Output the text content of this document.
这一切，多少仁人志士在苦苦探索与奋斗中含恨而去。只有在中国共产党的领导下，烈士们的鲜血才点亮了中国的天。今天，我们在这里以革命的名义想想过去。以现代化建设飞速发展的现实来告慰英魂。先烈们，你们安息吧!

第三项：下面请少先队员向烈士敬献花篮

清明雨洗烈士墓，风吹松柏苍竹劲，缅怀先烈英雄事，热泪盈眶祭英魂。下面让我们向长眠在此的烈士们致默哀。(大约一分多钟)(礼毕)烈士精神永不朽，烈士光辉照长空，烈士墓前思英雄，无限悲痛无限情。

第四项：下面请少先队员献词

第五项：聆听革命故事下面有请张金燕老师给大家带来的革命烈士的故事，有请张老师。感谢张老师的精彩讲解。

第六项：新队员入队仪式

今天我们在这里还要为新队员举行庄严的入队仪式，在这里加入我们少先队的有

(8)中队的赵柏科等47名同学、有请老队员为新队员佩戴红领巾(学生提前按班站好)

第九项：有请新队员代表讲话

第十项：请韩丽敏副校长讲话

### GOAL OF THE EXERCISE
Using the entries above, please restate each one word for word.

### OUTPUT OF THE TASK
Output the text content of this document.
这一切，多少仁人志士在苦苦探索与奋斗中含恨而去。只有在中国共产党的领导下，烈士们的鲜血才点亮了中国的天。今天，我们在这里以革命的名义想想过去。以现代化建设飞速发展的现实来告慰英魂。先烈们，你们安息吧!

第三项：下面请少先队员向烈士敬献花篮

清明雨洗烈士墓，风吹松柏苍竹劲，缅怀先烈英雄事，热泪盈眶祭英魂。下面让我们向长眠在此的烈士们致默哀。(大约一分多钟)(礼毕)烈士精神永不朽，烈士光辉照长空，烈士墓前思英雄，无限悲痛无限情。

第四项：下面请少先队员献词

第五项：聆听革命故事下面有请张金燕老师给大家带来的革命烈士的故事，有请张老师。感谢张老师的精彩讲解。

第六项：新队员入队仪式

今天我们在这里还要为新队员举行庄严的入队仪式，在这里加入我们少先队的有

(8)中队的赵柏科等47名同学、有请老队员为新队员佩戴红领巾(学生提前按班站好)

第九项：有请新队员代表讲话

第十项：请韩丽敏副校长讲话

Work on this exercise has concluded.